(Dataset rows)
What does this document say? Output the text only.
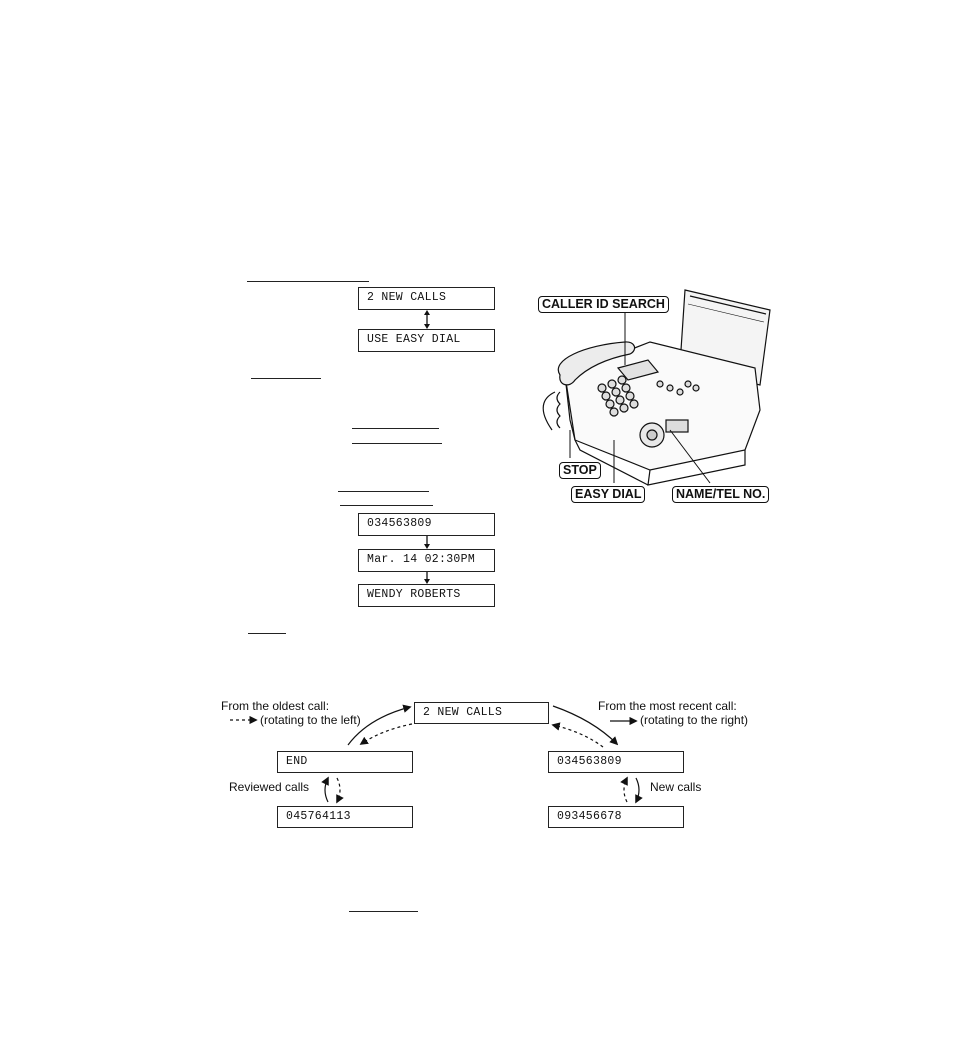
2 NEW CALLS
USE EASY DIAL
034563809
Mar. 14 02:30PM
WENDY ROBERTS
CALLER ID SEARCH
STOP
EASY DIAL	NAME/TEL NO.
2 NEW CALLS
END
045764113
034563809
093456678
From the oldest call:
(rotating to the left)
From the most recent call:
(rotating to the right)
Reviewed calls	New calls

Work required. Return the listing above word for word, with the pictures removed.

Task answer.
What does this document say? Output the text only.
2 NEW CALLS
USE EASY DIAL
034563809
Mar. 14 02:30PM
WENDY ROBERTS
CALLER ID SEARCH
STOP
EASY DIAL	NAME/TEL NO.
2 NEW CALLS
END
045764113
034563809
093456678
From the oldest call:
(rotating to the left)
From the most recent call:
(rotating to the right)
Reviewed calls	New calls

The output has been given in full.